• _TEXTE DE LA PAGE_:
Beni : un mouvement de vigilance patriotique dépose aux députés un cahier de charge de la population longtemps meurtrie
Le Mouvement de vigilance patriotique a déposé au caucus de députés élus du territoire de Beni un cahier de charge contenant les attentes de la population au cours du mandat en cours. Il s’agit entre autres des questions sécuritaires, judiciaires, éducatives, économiques et sociales des populations.
Selon Kasereka Mathe Gerkas, responsable du Mouvement de vigilance patriotique, ce cahier de charges a été déposé jeudi 25 juillet 2024 à Vulambo au cours des échanges entre élus et population locale.
Dans ce document exploité par RADIOMOTO.NET, ce mardi 30 juillet 2024, le Mouvement de vigilance patriotique démontre que la situation sécuritaire dans le territoire de Beni ne cesse de se détériorer au jour le jour.
Gerkas Mathe note que les rebelles des Forces démocratiques alliées ADF massacrent les civils et incendient des maisons. Aux côtés de l’insécurité, il fait observer que la gratuité de l’éducation déjà instaurée au pays est une mesure mise en place sans politique d’accompagnement.
Le président de ce mouvement fait référence à l’absence d’infrastructures suffisantes pouvant accueillir les apprenants et à la non-prise en charge des enseignants. Car, dit-il, les enseignants toucheraient des primes de brousse.

[Enregistrements issus d'une collection]
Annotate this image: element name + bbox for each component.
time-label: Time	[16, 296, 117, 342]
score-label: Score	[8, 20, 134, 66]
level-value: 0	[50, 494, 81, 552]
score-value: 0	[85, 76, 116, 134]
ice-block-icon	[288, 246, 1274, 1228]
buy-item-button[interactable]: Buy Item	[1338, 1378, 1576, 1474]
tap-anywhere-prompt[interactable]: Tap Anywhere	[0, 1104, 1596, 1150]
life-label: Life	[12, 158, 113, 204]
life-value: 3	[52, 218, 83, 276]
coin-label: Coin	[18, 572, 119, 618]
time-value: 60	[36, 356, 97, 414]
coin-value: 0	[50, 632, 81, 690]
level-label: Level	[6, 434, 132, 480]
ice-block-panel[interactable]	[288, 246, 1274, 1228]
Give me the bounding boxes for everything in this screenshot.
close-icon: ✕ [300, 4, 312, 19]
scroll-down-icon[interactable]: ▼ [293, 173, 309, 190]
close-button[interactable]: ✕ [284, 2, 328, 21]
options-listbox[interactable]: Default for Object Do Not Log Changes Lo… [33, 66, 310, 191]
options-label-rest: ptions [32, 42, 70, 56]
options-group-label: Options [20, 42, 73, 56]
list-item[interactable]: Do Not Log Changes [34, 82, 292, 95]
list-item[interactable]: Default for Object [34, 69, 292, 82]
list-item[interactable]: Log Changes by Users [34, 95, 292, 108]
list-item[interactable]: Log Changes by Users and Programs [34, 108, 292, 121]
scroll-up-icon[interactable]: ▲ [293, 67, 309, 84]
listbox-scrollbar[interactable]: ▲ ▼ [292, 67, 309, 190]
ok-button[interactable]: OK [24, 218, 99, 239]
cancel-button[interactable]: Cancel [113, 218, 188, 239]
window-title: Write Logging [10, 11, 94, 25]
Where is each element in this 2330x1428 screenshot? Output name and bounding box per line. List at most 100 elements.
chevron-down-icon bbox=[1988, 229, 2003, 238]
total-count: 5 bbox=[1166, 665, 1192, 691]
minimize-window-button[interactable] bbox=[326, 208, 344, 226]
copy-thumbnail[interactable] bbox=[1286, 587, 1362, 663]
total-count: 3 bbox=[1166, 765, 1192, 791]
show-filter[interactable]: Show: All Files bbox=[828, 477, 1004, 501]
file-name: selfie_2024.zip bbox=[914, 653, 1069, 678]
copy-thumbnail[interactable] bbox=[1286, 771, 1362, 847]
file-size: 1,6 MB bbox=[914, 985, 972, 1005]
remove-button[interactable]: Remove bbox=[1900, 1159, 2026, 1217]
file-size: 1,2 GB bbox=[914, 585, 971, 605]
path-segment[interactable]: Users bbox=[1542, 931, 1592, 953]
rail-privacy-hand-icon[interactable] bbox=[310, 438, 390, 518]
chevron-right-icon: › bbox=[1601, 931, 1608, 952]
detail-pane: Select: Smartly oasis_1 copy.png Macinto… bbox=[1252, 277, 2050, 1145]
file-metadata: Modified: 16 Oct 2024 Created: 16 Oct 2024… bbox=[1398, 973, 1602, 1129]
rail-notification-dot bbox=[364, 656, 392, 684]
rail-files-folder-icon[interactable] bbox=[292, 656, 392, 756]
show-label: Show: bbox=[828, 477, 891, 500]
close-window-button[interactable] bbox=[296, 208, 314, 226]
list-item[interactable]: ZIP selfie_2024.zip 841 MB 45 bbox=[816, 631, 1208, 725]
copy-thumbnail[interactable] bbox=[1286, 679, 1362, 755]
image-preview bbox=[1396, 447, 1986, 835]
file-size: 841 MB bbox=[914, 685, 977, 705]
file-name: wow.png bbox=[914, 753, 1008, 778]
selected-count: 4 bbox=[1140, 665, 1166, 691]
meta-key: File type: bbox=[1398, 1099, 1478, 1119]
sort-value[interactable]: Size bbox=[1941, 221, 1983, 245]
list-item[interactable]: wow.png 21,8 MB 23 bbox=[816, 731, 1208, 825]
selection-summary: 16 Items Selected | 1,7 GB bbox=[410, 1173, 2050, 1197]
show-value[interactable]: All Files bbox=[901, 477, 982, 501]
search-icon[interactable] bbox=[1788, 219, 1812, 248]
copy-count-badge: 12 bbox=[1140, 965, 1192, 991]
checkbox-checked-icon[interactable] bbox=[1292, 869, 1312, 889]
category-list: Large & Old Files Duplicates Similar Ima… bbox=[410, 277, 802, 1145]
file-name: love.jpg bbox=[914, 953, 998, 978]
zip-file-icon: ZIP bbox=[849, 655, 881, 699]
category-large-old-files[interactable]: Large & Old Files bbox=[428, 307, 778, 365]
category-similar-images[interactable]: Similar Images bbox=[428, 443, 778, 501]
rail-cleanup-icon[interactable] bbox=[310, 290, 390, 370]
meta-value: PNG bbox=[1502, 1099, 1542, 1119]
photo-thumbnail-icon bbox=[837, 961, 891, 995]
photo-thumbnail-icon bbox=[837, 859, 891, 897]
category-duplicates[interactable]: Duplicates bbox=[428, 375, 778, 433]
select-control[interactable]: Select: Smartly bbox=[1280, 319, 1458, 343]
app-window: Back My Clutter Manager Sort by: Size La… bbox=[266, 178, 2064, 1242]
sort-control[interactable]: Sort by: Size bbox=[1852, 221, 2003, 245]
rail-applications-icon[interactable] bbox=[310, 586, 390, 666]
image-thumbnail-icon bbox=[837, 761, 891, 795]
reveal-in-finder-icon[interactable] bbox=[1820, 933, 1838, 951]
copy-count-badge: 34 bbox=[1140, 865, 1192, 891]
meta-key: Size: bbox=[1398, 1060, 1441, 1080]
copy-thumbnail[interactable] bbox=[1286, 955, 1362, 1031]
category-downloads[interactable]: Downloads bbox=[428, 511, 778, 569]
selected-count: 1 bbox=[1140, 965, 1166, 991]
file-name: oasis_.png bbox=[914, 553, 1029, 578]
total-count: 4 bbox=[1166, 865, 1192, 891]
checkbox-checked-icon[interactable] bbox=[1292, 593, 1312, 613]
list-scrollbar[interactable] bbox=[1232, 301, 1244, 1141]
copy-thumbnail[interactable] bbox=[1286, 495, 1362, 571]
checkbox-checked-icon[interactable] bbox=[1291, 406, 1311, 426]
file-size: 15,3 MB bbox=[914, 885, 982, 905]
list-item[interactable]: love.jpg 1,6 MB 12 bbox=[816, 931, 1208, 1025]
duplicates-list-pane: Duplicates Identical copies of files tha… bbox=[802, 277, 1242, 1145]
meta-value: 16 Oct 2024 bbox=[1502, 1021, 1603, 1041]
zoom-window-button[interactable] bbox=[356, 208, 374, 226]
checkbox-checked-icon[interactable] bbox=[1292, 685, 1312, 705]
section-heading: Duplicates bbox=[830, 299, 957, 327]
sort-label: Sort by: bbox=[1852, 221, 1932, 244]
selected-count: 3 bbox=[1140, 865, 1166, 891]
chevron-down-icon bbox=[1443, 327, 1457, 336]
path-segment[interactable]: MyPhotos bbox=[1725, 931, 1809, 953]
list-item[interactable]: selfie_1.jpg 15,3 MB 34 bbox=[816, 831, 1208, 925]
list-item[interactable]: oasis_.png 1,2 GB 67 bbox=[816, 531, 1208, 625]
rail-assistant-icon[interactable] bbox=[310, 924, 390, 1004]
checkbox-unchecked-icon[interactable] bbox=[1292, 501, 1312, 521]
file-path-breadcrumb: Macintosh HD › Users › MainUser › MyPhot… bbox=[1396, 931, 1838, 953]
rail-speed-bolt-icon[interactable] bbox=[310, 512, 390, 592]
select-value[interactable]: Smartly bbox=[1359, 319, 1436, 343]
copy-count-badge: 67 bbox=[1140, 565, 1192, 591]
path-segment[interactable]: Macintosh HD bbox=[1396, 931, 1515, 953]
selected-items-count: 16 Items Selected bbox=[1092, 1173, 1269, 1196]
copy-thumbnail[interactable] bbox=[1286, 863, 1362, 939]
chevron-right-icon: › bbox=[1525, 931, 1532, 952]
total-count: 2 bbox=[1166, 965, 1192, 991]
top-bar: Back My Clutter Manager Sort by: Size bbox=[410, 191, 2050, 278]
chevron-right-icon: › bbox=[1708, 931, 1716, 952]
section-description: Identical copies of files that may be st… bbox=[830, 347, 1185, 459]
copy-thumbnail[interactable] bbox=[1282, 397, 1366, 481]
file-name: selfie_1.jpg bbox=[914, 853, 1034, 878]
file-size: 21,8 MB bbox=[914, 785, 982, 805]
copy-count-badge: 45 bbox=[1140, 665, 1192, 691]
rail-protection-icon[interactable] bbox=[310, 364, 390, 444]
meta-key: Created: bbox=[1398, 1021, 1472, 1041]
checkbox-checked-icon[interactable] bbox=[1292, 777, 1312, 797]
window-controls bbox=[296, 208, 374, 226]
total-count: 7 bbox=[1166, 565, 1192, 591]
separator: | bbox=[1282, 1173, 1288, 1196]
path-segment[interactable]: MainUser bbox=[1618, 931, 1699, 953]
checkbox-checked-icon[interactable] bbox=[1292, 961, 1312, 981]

• _CONSIGNES DE TRAVAIL_:
**a)** Répondez aux questions suivantes d'après l'article sur Beni :
(i) À quelle date et en quel lieu le cahier de charges a-t-il été déposé ?
(ii) Quels rebelles sont accusés de massacrer les civils et d'incendier des maisons ?
(iii) Quelle mesure déjà instaurée au pays a été, selon le mouvement, mise en place sans politique d'accompagnement ?
**b)** Poursuivez l'article sur Beni à la suite de sa dernière phrase.
Ces enregistrements n'ont aucun lien avec l'article sur Beni.

• _RÉPONSES ATTENDUES_:
**a)**
(i) Le jeudi 25 juillet 2024, à Vulambo.
(ii) Les rebelles des Forces démocratiques alliées (ADF).
(iii) La gratuité de l'éducation.

**b)**
Par rapport à l’économie, Gerkas Mathe a noté que le taux de change constitue un obstacle pour le développement économique des civils. Parlant de la justice, le mouvement citoyen signale qu’il est inconcevable que la corruption et les détournements deviennent monnaie courante dans des institutions du pays sous l’œil des autorités judiciaires.
Au regard de tous ces problèmes, le Mouvement pense que les députés du territoire de Beni devraient plaider la cause des habitants pour l’amélioration de leur quotidien. Ce, en exigeant du gouvernement l’évaluation des opérations militaires contre l’ADF à Beni, le renforcement de la sécurité dans des entités et autour des frontières entre la RDC et les pays agresseurs.
La structure citoyenne pense aussi que les députés devraient pousser le gouvernement à mettre en place des mécanismes d’accompagnement pour de la gratuité de l’éducation. La construction des infrastructures scolaires s’avère urgente, selon ce mouvement citoyen.